Write out all of the lines below, exactly and completely.

══ ENTRIES SHOWN

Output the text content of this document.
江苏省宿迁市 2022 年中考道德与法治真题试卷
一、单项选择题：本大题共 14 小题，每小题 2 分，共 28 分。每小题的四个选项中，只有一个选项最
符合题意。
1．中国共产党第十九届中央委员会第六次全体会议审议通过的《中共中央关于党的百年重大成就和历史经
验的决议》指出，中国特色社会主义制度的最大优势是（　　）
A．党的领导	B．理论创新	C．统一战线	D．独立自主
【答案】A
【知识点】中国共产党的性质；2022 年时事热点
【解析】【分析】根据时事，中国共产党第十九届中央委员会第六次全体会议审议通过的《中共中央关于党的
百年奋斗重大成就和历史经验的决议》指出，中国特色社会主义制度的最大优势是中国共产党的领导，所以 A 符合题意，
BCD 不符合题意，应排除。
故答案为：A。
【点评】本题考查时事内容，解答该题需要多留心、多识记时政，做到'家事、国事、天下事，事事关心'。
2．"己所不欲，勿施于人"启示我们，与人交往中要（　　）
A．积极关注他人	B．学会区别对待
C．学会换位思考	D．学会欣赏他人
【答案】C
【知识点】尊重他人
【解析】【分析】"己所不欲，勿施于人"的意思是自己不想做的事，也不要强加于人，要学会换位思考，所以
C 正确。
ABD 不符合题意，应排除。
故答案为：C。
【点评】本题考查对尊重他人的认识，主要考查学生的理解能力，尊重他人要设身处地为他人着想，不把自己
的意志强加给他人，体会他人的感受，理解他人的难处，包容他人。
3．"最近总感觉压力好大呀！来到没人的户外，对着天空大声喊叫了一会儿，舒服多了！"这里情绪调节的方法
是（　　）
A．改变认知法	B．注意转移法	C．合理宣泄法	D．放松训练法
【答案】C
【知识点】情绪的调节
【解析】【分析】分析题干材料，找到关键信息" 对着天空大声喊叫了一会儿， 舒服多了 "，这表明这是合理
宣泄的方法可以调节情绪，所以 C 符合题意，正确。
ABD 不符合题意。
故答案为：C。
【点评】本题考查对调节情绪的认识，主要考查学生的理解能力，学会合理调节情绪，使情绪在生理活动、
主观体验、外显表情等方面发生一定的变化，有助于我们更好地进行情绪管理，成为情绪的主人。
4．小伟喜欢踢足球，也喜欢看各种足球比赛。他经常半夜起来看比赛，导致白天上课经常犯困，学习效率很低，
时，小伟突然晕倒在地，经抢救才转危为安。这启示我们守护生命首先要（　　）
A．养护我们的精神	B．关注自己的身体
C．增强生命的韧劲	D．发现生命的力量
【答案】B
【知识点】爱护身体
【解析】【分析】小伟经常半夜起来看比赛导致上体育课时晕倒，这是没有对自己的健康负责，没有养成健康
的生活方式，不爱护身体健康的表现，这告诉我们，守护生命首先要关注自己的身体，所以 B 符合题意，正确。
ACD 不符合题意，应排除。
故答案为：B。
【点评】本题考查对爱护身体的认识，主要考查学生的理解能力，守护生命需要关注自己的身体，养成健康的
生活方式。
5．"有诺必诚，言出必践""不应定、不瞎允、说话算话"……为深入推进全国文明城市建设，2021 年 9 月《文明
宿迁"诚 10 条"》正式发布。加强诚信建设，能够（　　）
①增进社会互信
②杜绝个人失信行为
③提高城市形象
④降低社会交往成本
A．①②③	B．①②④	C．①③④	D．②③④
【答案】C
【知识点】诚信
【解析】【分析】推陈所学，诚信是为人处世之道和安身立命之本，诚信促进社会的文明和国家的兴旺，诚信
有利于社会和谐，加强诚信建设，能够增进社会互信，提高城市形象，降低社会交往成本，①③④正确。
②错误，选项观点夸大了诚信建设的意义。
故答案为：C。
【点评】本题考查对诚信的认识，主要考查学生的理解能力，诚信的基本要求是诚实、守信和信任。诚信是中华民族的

════

CORRECT RESPONSE:
Output the text content of this document.
江苏省宿迁市 2022 年中考道德与法治真题试卷
一、单项选择题：本大题共 14 小题，每小题 2 分，共 28 分。每小题的四个选项中，只有一个选项最
符合题意。
1．中国共产党第十九届中央委员会第六次全体会议审议通过的《中共中央关于党的百年重大成就和历史经
验的决议》指出，中国特色社会主义制度的最大优势是（　　）
A．党的领导	B．理论创新	C．统一战线	D．独立自主
【答案】A
【知识点】中国共产党的性质；2022 年时事热点
【解析】【分析】根据时事，中国共产党第十九届中央委员会第六次全体会议审议通过的《中共中央关于党的
百年奋斗重大成就和历史经验的决议》指出，中国特色社会主义制度的最大优势是中国共产党的领导，所以 A 符合题意，
BCD 不符合题意，应排除。
故答案为：A。
【点评】本题考查时事内容，解答该题需要多留心、多识记时政，做到'家事、国事、天下事，事事关心'。
2．"己所不欲，勿施于人"启示我们，与人交往中要（　　）
A．积极关注他人	B．学会区别对待
C．学会换位思考	D．学会欣赏他人
【答案】C
【知识点】尊重他人
【解析】【分析】"己所不欲，勿施于人"的意思是自己不想做的事，也不要强加于人，要学会换位思考，所以
C 正确。
ABD 不符合题意，应排除。
故答案为：C。
【点评】本题考查对尊重他人的认识，主要考查学生的理解能力，尊重他人要设身处地为他人着想，不把自己
的意志强加给他人，体会他人的感受，理解他人的难处，包容他人。
3．"最近总感觉压力好大呀！来到没人的户外，对着天空大声喊叫了一会儿，舒服多了！"这里情绪调节的方法
是（　　）
A．改变认知法	B．注意转移法	C．合理宣泄法	D．放松训练法
【答案】C
【知识点】情绪的调节
【解析】【分析】分析题干材料，找到关键信息" 对着天空大声喊叫了一会儿， 舒服多了 "，这表明这是合理
宣泄的方法可以调节情绪，所以 C 符合题意，正确。
ABD 不符合题意。
故答案为：C。
【点评】本题考查对调节情绪的认识，主要考查学生的理解能力，学会合理调节情绪，使情绪在生理活动、
主观体验、外显表情等方面发生一定的变化，有助于我们更好地进行情绪管理，成为情绪的主人。
4．小伟喜欢踢足球，也喜欢看各种足球比赛。他经常半夜起来看比赛，导致白天上课经常犯困，学习效率很低，
时，小伟突然晕倒在地，经抢救才转危为安。这启示我们守护生命首先要（　　）
A．养护我们的精神	B．关注自己的身体
C．增强生命的韧劲	D．发现生命的力量
【答案】B
【知识点】爱护身体
【解析】【分析】小伟经常半夜起来看比赛导致上体育课时晕倒，这是没有对自己的健康负责，没有养成健康
的生活方式，不爱护身体健康的表现，这告诉我们，守护生命首先要关注自己的身体，所以 B 符合题意，正确。
ACD 不符合题意，应排除。
故答案为：B。
【点评】本题考查对爱护身体的认识，主要考查学生的理解能力，守护生命需要关注自己的身体，养成健康的
生活方式。
5．"有诺必诚，言出必践""不应定、不瞎允、说话算话"……为深入推进全国文明城市建设，2021 年 9 月《文明
宿迁"诚 10 条"》正式发布。加强诚信建设，能够（　　）
①增进社会互信
②杜绝个人失信行为
③提高城市形象
④降低社会交往成本
A．①②③	B．①②④	C．①③④	D．②③④
【答案】C
【知识点】诚信
【解析】【分析】推陈所学，诚信是为人处世之道和安身立命之本，诚信促进社会的文明和国家的兴旺，诚信
有利于社会和谐，加强诚信建设，能够增进社会互信，提高城市形象，降低社会交往成本，①③④正确。
②错误，选项观点夸大了诚信建设的意义。
故答案为：C。
【点评】本题考查对诚信的认识，主要考查学生的理解能力，诚信的基本要求是诚实、守信和信任。诚信是中华民族的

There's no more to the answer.